Given task:
Write the material out again exactly as it stands.

Entries with figure data:
'''

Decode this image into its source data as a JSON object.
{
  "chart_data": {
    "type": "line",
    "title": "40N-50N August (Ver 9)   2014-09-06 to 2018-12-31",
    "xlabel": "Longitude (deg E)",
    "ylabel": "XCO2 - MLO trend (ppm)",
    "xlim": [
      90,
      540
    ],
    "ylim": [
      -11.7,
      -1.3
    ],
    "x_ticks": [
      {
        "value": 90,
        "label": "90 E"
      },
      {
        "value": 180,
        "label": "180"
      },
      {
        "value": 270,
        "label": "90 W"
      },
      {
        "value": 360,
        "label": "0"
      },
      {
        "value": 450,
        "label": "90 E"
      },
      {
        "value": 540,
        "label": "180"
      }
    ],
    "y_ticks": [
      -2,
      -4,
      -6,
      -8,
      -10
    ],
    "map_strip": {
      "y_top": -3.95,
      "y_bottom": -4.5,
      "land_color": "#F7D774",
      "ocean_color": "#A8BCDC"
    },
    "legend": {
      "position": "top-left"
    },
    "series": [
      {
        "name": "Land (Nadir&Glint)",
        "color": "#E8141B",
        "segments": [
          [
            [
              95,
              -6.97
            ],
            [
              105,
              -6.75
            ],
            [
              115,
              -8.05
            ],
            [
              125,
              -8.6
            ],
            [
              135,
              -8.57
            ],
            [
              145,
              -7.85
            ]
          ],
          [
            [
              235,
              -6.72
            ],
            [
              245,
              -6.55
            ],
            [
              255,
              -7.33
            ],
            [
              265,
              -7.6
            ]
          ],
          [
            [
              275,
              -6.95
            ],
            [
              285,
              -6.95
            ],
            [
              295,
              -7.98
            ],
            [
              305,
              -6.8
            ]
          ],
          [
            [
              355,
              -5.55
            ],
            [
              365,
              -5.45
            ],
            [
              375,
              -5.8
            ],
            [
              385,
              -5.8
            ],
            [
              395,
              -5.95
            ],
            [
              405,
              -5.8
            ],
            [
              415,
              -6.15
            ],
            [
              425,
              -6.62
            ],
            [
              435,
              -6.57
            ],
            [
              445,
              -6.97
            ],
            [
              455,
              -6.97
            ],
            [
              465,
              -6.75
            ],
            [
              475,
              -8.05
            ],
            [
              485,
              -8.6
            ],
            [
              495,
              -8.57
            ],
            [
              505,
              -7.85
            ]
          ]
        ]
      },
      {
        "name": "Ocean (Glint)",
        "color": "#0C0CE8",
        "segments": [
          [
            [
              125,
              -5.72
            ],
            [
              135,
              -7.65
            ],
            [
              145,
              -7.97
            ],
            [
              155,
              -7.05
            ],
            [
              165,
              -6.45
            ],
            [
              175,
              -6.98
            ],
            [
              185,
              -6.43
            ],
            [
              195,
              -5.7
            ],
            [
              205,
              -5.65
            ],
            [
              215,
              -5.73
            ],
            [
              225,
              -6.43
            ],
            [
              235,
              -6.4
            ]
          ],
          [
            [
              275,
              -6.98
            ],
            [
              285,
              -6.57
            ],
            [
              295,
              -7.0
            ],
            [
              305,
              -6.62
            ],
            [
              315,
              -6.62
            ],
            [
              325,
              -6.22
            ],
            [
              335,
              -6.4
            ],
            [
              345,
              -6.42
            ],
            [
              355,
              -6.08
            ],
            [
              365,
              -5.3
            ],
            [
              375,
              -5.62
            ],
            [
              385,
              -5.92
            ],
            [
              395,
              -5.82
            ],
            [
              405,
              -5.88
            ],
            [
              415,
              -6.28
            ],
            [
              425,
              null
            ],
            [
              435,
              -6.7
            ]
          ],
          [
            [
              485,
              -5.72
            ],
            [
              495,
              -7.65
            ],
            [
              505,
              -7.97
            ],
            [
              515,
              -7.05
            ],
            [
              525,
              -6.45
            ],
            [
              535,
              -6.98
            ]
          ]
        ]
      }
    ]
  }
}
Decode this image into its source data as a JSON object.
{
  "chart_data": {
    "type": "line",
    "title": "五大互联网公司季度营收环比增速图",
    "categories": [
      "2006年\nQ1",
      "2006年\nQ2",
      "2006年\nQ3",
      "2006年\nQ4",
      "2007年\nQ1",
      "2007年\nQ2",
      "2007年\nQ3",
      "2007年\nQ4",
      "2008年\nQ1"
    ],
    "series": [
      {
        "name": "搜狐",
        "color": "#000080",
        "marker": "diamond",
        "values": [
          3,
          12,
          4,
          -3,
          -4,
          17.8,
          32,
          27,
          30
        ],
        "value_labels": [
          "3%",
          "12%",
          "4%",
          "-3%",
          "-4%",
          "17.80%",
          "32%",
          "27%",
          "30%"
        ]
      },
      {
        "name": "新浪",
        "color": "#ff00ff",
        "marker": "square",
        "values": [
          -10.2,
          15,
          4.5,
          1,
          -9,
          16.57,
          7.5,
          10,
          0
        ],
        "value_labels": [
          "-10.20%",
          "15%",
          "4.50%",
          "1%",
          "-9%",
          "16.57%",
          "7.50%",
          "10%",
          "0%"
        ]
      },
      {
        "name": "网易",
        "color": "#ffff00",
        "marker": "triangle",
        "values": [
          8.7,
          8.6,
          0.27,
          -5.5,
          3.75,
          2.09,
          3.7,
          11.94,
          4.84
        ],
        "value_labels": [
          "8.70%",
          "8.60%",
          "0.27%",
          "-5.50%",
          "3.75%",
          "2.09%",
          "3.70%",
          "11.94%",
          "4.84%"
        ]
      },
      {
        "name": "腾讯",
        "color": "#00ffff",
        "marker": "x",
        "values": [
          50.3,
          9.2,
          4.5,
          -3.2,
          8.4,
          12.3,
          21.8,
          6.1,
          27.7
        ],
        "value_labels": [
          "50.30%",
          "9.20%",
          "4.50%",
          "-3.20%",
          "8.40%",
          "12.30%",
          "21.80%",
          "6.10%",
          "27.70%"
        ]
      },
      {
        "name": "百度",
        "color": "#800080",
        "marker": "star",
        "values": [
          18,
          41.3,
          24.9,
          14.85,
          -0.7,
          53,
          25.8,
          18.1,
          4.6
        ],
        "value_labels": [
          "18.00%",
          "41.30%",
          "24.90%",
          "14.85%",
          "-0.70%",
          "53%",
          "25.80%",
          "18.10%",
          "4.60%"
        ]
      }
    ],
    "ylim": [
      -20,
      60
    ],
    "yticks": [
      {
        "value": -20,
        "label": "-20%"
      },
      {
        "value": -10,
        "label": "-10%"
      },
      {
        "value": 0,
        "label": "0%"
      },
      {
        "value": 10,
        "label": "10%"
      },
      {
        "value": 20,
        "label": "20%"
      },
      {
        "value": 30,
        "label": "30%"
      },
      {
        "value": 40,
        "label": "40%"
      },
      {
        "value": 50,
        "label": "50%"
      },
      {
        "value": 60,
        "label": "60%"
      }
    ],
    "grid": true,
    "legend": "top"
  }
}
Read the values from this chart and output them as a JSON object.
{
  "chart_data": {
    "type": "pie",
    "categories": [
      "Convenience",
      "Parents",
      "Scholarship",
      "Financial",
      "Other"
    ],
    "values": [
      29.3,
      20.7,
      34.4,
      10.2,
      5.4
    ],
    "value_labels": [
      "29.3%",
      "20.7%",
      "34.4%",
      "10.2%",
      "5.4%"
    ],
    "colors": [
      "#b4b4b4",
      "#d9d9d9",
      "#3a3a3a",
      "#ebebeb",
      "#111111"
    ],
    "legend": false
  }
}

'''

Response below:
Decode this image into its source data as a JSON object.
{
  "chart_data": {
    "type": "line",
    "title": "40N-50N August (Ver 9)   2014-09-06 to 2018-12-31",
    "xlabel": "Longitude (deg E)",
    "ylabel": "XCO2 - MLO trend (ppm)",
    "xlim": [
      90,
      540
    ],
    "ylim": [
      -11.7,
      -1.3
    ],
    "x_ticks": [
      {
        "value": 90,
        "label": "90 E"
      },
      {
        "value": 180,
        "label": "180"
      },
      {
        "value": 270,
        "label": "90 W"
      },
      {
        "value": 360,
        "label": "0"
      },
      {
        "value": 450,
        "label": "90 E"
      },
      {
        "value": 540,
        "label": "180"
      }
    ],
    "y_ticks": [
      -2,
      -4,
      -6,
      -8,
      -10
    ],
    "map_strip": {
      "y_top": -3.95,
      "y_bottom": -4.5,
      "land_color": "#F7D774",
      "ocean_color": "#A8BCDC"
    },
    "legend": {
      "position": "top-left"
    },
    "series": [
      {
        "name": "Land (Nadir&Glint)",
        "color": "#E8141B",
        "segments": [
          [
            [
              95,
              -6.97
            ],
            [
              105,
              -6.75
            ],
            [
              115,
              -8.05
            ],
            [
              125,
              -8.6
            ],
            [
              135,
              -8.57
            ],
            [
              145,
              -7.85
            ]
          ],
          [
            [
              235,
              -6.72
            ],
            [
              245,
              -6.55
            ],
            [
              255,
              -7.33
            ],
            [
              265,
              -7.6
            ]
          ],
          [
            [
              275,
              -6.95
            ],
            [
              285,
              -6.95
            ],
            [
              295,
              -7.98
            ],
            [
              305,
              -6.8
            ]
          ],
          [
            [
              355,
              -5.55
            ],
            [
              365,
              -5.45
            ],
            [
              375,
              -5.8
            ],
            [
              385,
              -5.8
            ],
            [
              395,
              -5.95
            ],
            [
              405,
              -5.8
            ],
            [
              415,
              -6.15
            ],
            [
              425,
              -6.62
            ],
            [
              435,
              -6.57
            ],
            [
              445,
              -6.97
            ],
            [
              455,
              -6.97
            ],
            [
              465,
              -6.75
            ],
            [
              475,
              -8.05
            ],
            [
              485,
              -8.6
            ],
            [
              495,
              -8.57
            ],
            [
              505,
              -7.85
            ]
          ]
        ]
      },
      {
        "name": "Ocean (Glint)",
        "color": "#0C0CE8",
        "segments": [
          [
            [
              125,
              -5.72
            ],
            [
              135,
              -7.65
            ],
            [
              145,
              -7.97
            ],
            [
              155,
              -7.05
            ],
            [
              165,
              -6.45
            ],
            [
              175,
              -6.98
            ],
            [
              185,
              -6.43
            ],
            [
              195,
              -5.7
            ],
            [
              205,
              -5.65
            ],
            [
              215,
              -5.73
            ],
            [
              225,
              -6.43
            ],
            [
              235,
              -6.4
            ]
          ],
          [
            [
              275,
              -6.98
            ],
            [
              285,
              -6.57
            ],
            [
              295,
              -7.0
            ],
            [
              305,
              -6.62
            ],
            [
              315,
              -6.62
            ],
            [
              325,
              -6.22
            ],
            [
              335,
              -6.4
            ],
            [
              345,
              -6.42
            ],
            [
              355,
              -6.08
            ],
            [
              365,
              -5.3
            ],
            [
              375,
              -5.62
            ],
            [
              385,
              -5.92
            ],
            [
              395,
              -5.82
            ],
            [
              405,
              -5.88
            ],
            [
              415,
              -6.28
            ],
            [
              425,
              null
            ],
            [
              435,
              -6.7
            ]
          ],
          [
            [
              485,
              -5.72
            ],
            [
              495,
              -7.65
            ],
            [
              505,
              -7.97
            ],
            [
              515,
              -7.05
            ],
            [
              525,
              -6.45
            ],
            [
              535,
              -6.98
            ]
          ]
        ]
      }
    ]
  }
}
Decode this image into its source data as a JSON object.
{
  "chart_data": {
    "type": "line",
    "title": "五大互联网公司季度营收环比增速图",
    "categories": [
      "2006年\nQ1",
      "2006年\nQ2",
      "2006年\nQ3",
      "2006年\nQ4",
      "2007年\nQ1",
      "2007年\nQ2",
      "2007年\nQ3",
      "2007年\nQ4",
      "2008年\nQ1"
    ],
    "series": [
      {
        "name": "搜狐",
        "color": "#000080",
        "marker": "diamond",
        "values": [
          3,
          12,
          4,
          -3,
          -4,
          17.8,
          32,
          27,
          30
        ],
        "value_labels": [
          "3%",
          "12%",
          "4%",
          "-3%",
          "-4%",
          "17.80%",
          "32%",
          "27%",
          "30%"
        ]
      },
      {
        "name": "新浪",
        "color": "#ff00ff",
        "marker": "square",
        "values": [
          -10.2,
          15,
          4.5,
          1,
          -9,
          16.57,
          7.5,
          10,
          0
        ],
        "value_labels": [
          "-10.20%",
          "15%",
          "4.50%",
          "1%",
          "-9%",
          "16.57%",
          "7.50%",
          "10%",
          "0%"
        ]
      },
      {
        "name": "网易",
        "color": "#ffff00",
        "marker": "triangle",
        "values": [
          8.7,
          8.6,
          0.27,
          -5.5,
          3.75,
          2.09,
          3.7,
          11.94,
          4.84
        ],
        "value_labels": [
          "8.70%",
          "8.60%",
          "0.27%",
          "-5.50%",
          "3.75%",
          "2.09%",
          "3.70%",
          "11.94%",
          "4.84%"
        ]
      },
      {
        "name": "腾讯",
        "color": "#00ffff",
        "marker": "x",
        "values": [
          50.3,
          9.2,
          4.5,
          -3.2,
          8.4,
          12.3,
          21.8,
          6.1,
          27.7
        ],
        "value_labels": [
          "50.30%",
          "9.20%",
          "4.50%",
          "-3.20%",
          "8.40%",
          "12.30%",
          "21.80%",
          "6.10%",
          "27.70%"
        ]
      },
      {
        "name": "百度",
        "color": "#800080",
        "marker": "star",
        "values": [
          18,
          41.3,
          24.9,
          14.85,
          -0.7,
          53,
          25.8,
          18.1,
          4.6
        ],
        "value_labels": [
          "18.00%",
          "41.30%",
          "24.90%",
          "14.85%",
          "-0.70%",
          "53%",
          "25.80%",
          "18.10%",
          "4.60%"
        ]
      }
    ],
    "ylim": [
      -20,
      60
    ],
    "yticks": [
      {
        "value": -20,
        "label": "-20%"
      },
      {
        "value": -10,
        "label": "-10%"
      },
      {
        "value": 0,
        "label": "0%"
      },
      {
        "value": 10,
        "label": "10%"
      },
      {
        "value": 20,
        "label": "20%"
      },
      {
        "value": 30,
        "label": "30%"
      },
      {
        "value": 40,
        "label": "40%"
      },
      {
        "value": 50,
        "label": "50%"
      },
      {
        "value": 60,
        "label": "60%"
      }
    ],
    "grid": true,
    "legend": "top"
  }
}
Read the values from this chart and output them as a JSON object.
{
  "chart_data": {
    "type": "pie",
    "categories": [
      "Convenience",
      "Parents",
      "Scholarship",
      "Financial",
      "Other"
    ],
    "values": [
      29.3,
      20.7,
      34.4,
      10.2,
      5.4
    ],
    "value_labels": [
      "29.3%",
      "20.7%",
      "34.4%",
      "10.2%",
      "5.4%"
    ],
    "colors": [
      "#b4b4b4",
      "#d9d9d9",
      "#3a3a3a",
      "#ebebeb",
      "#111111"
    ],
    "legend": false
  }
}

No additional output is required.